▸ Problem description:
Reproduce every entry exactly as given.

▸ Data records:
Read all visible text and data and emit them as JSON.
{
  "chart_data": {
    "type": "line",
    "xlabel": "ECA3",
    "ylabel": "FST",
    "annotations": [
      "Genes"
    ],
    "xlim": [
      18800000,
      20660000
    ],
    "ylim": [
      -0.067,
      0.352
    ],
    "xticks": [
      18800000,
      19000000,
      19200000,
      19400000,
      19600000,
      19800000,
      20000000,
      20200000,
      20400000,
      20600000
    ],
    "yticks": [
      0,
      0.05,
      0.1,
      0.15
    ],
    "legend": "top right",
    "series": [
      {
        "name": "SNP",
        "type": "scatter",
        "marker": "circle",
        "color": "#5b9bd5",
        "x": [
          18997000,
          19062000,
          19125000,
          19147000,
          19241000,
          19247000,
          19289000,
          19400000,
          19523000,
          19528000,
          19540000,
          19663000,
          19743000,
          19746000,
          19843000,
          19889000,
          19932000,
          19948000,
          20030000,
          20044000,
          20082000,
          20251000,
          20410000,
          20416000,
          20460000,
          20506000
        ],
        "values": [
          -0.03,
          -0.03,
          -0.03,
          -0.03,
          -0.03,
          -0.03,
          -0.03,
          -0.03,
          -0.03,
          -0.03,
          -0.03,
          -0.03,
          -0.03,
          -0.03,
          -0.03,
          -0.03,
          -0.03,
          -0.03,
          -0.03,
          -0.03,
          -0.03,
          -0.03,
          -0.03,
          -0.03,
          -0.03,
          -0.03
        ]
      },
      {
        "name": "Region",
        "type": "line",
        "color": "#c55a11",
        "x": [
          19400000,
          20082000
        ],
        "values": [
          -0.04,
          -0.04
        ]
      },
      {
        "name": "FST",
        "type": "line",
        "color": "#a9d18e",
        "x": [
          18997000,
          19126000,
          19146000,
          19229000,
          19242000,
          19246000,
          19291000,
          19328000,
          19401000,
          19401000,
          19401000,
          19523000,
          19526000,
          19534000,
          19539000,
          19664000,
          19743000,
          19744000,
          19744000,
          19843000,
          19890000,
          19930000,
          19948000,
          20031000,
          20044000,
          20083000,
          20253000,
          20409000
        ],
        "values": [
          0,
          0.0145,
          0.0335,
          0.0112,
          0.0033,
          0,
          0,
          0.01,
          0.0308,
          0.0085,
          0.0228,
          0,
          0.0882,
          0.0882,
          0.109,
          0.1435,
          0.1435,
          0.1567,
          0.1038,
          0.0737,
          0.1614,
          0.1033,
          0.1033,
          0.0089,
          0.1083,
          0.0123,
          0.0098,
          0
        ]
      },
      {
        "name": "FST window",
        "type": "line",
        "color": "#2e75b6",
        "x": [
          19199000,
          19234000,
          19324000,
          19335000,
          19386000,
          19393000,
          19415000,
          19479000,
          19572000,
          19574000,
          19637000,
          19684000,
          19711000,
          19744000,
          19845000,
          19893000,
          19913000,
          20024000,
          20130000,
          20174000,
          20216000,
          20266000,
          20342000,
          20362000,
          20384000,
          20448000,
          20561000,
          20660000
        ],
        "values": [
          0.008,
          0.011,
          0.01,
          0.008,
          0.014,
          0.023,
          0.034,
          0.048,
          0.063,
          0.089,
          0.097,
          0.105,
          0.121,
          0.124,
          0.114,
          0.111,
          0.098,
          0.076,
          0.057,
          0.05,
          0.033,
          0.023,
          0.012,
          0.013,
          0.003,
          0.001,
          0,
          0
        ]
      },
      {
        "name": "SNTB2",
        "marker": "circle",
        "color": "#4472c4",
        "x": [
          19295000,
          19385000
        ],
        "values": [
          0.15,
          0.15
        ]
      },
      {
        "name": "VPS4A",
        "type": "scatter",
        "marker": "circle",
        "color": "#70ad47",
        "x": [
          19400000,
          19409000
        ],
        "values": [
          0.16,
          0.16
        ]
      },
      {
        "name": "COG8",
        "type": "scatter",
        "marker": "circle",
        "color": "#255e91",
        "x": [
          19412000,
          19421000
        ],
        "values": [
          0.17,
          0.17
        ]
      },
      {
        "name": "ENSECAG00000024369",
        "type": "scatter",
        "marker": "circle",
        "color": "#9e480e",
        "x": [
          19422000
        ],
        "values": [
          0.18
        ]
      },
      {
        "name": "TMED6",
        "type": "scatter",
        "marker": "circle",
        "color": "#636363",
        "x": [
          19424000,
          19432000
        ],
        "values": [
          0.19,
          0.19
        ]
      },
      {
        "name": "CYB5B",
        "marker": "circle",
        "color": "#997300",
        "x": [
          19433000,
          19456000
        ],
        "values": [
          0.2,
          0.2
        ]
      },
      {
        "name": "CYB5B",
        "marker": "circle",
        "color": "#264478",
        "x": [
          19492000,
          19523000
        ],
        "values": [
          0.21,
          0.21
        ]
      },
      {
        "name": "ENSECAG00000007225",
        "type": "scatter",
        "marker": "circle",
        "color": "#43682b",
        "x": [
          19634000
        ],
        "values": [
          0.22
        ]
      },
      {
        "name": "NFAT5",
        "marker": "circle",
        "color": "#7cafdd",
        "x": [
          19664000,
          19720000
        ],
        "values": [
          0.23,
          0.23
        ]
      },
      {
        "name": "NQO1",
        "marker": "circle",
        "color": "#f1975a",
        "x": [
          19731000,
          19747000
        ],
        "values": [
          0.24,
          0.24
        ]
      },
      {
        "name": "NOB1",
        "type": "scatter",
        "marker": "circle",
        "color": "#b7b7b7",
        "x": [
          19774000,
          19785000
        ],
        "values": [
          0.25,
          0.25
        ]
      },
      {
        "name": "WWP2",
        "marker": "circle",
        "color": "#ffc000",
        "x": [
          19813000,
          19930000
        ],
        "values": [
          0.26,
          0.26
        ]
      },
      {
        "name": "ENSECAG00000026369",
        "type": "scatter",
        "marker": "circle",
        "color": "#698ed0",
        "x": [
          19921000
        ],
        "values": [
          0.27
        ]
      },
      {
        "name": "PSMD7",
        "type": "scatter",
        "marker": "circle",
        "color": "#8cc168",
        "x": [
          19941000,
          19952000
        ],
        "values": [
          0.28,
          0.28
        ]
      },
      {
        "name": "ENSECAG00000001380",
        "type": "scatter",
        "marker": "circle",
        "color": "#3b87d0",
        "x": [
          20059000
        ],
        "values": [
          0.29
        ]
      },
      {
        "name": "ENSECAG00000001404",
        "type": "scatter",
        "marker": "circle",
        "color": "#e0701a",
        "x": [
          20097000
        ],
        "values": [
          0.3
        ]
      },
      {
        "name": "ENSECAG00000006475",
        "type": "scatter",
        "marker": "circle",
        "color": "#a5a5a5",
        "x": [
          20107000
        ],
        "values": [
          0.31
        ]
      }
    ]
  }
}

▸ Written answer:
Read all visible text and data and emit them as JSON.
{
  "chart_data": {
    "type": "line",
    "xlabel": "ECA3",
    "ylabel": "FST",
    "annotations": [
      "Genes"
    ],
    "xlim": [
      18800000,
      20660000
    ],
    "ylim": [
      -0.067,
      0.352
    ],
    "xticks": [
      18800000,
      19000000,
      19200000,
      19400000,
      19600000,
      19800000,
      20000000,
      20200000,
      20400000,
      20600000
    ],
    "yticks": [
      0,
      0.05,
      0.1,
      0.15
    ],
    "legend": "top right",
    "series": [
      {
        "name": "SNP",
        "type": "scatter",
        "marker": "circle",
        "color": "#5b9bd5",
        "x": [
          18997000,
          19062000,
          19125000,
          19147000,
          19241000,
          19247000,
          19289000,
          19400000,
          19523000,
          19528000,
          19540000,
          19663000,
          19743000,
          19746000,
          19843000,
          19889000,
          19932000,
          19948000,
          20030000,
          20044000,
          20082000,
          20251000,
          20410000,
          20416000,
          20460000,
          20506000
        ],
        "values": [
          -0.03,
          -0.03,
          -0.03,
          -0.03,
          -0.03,
          -0.03,
          -0.03,
          -0.03,
          -0.03,
          -0.03,
          -0.03,
          -0.03,
          -0.03,
          -0.03,
          -0.03,
          -0.03,
          -0.03,
          -0.03,
          -0.03,
          -0.03,
          -0.03,
          -0.03,
          -0.03,
          -0.03,
          -0.03,
          -0.03
        ]
      },
      {
        "name": "Region",
        "type": "line",
        "color": "#c55a11",
        "x": [
          19400000,
          20082000
        ],
        "values": [
          -0.04,
          -0.04
        ]
      },
      {
        "name": "FST",
        "type": "line",
        "color": "#a9d18e",
        "x": [
          18997000,
          19126000,
          19146000,
          19229000,
          19242000,
          19246000,
          19291000,
          19328000,
          19401000,
          19401000,
          19401000,
          19523000,
          19526000,
          19534000,
          19539000,
          19664000,
          19743000,
          19744000,
          19744000,
          19843000,
          19890000,
          19930000,
          19948000,
          20031000,
          20044000,
          20083000,
          20253000,
          20409000
        ],
        "values": [
          0,
          0.0145,
          0.0335,
          0.0112,
          0.0033,
          0,
          0,
          0.01,
          0.0308,
          0.0085,
          0.0228,
          0,
          0.0882,
          0.0882,
          0.109,
          0.1435,
          0.1435,
          0.1567,
          0.1038,
          0.0737,
          0.1614,
          0.1033,
          0.1033,
          0.0089,
          0.1083,
          0.0123,
          0.0098,
          0
        ]
      },
      {
        "name": "FST window",
        "type": "line",
        "color": "#2e75b6",
        "x": [
          19199000,
          19234000,
          19324000,
          19335000,
          19386000,
          19393000,
          19415000,
          19479000,
          19572000,
          19574000,
          19637000,
          19684000,
          19711000,
          19744000,
          19845000,
          19893000,
          19913000,
          20024000,
          20130000,
          20174000,
          20216000,
          20266000,
          20342000,
          20362000,
          20384000,
          20448000,
          20561000,
          20660000
        ],
        "values": [
          0.008,
          0.011,
          0.01,
          0.008,
          0.014,
          0.023,
          0.034,
          0.048,
          0.063,
          0.089,
          0.097,
          0.105,
          0.121,
          0.124,
          0.114,
          0.111,
          0.098,
          0.076,
          0.057,
          0.05,
          0.033,
          0.023,
          0.012,
          0.013,
          0.003,
          0.001,
          0,
          0
        ]
      },
      {
        "name": "SNTB2",
        "marker": "circle",
        "color": "#4472c4",
        "x": [
          19295000,
          19385000
        ],
        "values": [
          0.15,
          0.15
        ]
      },
      {
        "name": "VPS4A",
        "type": "scatter",
        "marker": "circle",
        "color": "#70ad47",
        "x": [
          19400000,
          19409000
        ],
        "values": [
          0.16,
          0.16
        ]
      },
      {
        "name": "COG8",
        "type": "scatter",
        "marker": "circle",
        "color": "#255e91",
        "x": [
          19412000,
          19421000
        ],
        "values": [
          0.17,
          0.17
        ]
      },
      {
        "name": "ENSECAG00000024369",
        "type": "scatter",
        "marker": "circle",
        "color": "#9e480e",
        "x": [
          19422000
        ],
        "values": [
          0.18
        ]
      },
      {
        "name": "TMED6",
        "type": "scatter",
        "marker": "circle",
        "color": "#636363",
        "x": [
          19424000,
          19432000
        ],
        "values": [
          0.19,
          0.19
        ]
      },
      {
        "name": "CYB5B",
        "marker": "circle",
        "color": "#997300",
        "x": [
          19433000,
          19456000
        ],
        "values": [
          0.2,
          0.2
        ]
      },
      {
        "name": "CYB5B",
        "marker": "circle",
        "color": "#264478",
        "x": [
          19492000,
          19523000
        ],
        "values": [
          0.21,
          0.21
        ]
      },
      {
        "name": "ENSECAG00000007225",
        "type": "scatter",
        "marker": "circle",
        "color": "#43682b",
        "x": [
          19634000
        ],
        "values": [
          0.22
        ]
      },
      {
        "name": "NFAT5",
        "marker": "circle",
        "color": "#7cafdd",
        "x": [
          19664000,
          19720000
        ],
        "values": [
          0.23,
          0.23
        ]
      },
      {
        "name": "NQO1",
        "marker": "circle",
        "color": "#f1975a",
        "x": [
          19731000,
          19747000
        ],
        "values": [
          0.24,
          0.24
        ]
      },
      {
        "name": "NOB1",
        "type": "scatter",
        "marker": "circle",
        "color": "#b7b7b7",
        "x": [
          19774000,
          19785000
        ],
        "values": [
          0.25,
          0.25
        ]
      },
      {
        "name": "WWP2",
        "marker": "circle",
        "color": "#ffc000",
        "x": [
          19813000,
          19930000
        ],
        "values": [
          0.26,
          0.26
        ]
      },
      {
        "name": "ENSECAG00000026369",
        "type": "scatter",
        "marker": "circle",
        "color": "#698ed0",
        "x": [
          19921000
        ],
        "values": [
          0.27
        ]
      },
      {
        "name": "PSMD7",
        "type": "scatter",
        "marker": "circle",
        "color": "#8cc168",
        "x": [
          19941000,
          19952000
        ],
        "values": [
          0.28,
          0.28
        ]
      },
      {
        "name": "ENSECAG00000001380",
        "type": "scatter",
        "marker": "circle",
        "color": "#3b87d0",
        "x": [
          20059000
        ],
        "values": [
          0.29
        ]
      },
      {
        "name": "ENSECAG00000001404",
        "type": "scatter",
        "marker": "circle",
        "color": "#e0701a",
        "x": [
          20097000
        ],
        "values": [
          0.3
        ]
      },
      {
        "name": "ENSECAG00000006475",
        "type": "scatter",
        "marker": "circle",
        "color": "#a5a5a5",
        "x": [
          20107000
        ],
        "values": [
          0.31
        ]
      }
    ]
  }
}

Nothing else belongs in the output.